Work to complete
Collect all lines from the listing that include the string "Sessions".

Entries shown
..........

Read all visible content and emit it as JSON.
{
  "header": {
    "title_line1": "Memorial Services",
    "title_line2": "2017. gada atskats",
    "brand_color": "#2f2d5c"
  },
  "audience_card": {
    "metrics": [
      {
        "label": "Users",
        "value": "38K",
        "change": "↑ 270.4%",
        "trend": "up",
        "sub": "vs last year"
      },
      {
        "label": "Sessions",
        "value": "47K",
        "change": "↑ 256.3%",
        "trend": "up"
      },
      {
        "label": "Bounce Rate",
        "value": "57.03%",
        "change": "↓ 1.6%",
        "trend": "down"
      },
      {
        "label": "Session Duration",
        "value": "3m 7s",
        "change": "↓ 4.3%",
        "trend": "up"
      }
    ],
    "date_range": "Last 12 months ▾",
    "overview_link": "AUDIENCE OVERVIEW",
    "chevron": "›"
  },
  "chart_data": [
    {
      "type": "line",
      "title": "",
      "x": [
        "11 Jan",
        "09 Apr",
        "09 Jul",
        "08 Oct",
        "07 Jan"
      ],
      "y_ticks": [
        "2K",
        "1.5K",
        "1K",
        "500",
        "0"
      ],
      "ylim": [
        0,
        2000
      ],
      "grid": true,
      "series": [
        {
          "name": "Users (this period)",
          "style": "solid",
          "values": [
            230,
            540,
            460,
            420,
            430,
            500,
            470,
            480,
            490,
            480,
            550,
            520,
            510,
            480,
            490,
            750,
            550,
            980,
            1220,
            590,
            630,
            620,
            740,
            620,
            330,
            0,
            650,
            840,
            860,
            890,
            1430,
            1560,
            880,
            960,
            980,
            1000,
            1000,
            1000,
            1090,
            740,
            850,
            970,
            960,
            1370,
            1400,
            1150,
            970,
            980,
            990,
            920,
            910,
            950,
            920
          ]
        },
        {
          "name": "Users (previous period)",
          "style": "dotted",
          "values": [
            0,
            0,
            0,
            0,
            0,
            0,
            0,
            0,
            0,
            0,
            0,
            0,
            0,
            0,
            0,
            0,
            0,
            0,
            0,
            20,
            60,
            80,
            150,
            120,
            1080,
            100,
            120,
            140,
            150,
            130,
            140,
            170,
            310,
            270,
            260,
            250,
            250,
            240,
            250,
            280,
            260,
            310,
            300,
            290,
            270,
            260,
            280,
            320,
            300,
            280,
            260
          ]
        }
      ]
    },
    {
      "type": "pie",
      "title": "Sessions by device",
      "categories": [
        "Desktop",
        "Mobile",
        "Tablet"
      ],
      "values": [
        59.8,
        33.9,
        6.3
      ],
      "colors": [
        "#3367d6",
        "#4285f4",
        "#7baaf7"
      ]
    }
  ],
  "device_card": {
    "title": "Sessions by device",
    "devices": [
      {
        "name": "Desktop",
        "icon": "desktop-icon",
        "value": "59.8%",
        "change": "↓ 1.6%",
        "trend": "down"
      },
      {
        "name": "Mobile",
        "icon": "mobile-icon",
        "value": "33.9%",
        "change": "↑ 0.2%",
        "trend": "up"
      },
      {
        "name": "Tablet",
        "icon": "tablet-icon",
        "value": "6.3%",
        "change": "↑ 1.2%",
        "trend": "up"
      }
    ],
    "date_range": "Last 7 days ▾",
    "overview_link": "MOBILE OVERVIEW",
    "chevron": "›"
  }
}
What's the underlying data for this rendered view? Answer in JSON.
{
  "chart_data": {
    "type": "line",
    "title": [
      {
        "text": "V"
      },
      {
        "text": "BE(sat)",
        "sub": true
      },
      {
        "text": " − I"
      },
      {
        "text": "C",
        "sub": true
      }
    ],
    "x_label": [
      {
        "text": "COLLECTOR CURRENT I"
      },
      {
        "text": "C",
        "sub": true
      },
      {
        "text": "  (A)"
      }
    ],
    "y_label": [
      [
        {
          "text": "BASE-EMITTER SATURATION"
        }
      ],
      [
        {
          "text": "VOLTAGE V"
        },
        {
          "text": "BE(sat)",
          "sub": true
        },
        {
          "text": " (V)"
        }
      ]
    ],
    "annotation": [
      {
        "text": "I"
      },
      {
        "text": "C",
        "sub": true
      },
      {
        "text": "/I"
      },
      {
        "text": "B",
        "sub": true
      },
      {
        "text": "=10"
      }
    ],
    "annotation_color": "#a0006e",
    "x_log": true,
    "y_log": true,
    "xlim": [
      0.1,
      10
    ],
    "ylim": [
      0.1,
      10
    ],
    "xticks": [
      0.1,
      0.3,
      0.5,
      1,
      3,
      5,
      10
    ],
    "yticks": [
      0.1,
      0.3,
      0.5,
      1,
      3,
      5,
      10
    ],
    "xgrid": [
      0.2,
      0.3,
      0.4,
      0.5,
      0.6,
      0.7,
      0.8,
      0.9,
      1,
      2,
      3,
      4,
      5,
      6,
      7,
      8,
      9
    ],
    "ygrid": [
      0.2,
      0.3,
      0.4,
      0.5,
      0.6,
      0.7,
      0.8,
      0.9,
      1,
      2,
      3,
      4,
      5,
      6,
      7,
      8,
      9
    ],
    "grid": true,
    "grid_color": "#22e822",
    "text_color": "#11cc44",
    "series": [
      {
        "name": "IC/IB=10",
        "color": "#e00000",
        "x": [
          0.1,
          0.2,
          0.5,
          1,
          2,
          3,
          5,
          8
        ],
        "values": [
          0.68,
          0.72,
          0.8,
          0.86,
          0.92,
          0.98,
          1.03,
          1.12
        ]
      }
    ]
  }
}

..........

The result
        "label": "Sessions",
      "title": "Sessions by device",
    "title": "Sessions by device",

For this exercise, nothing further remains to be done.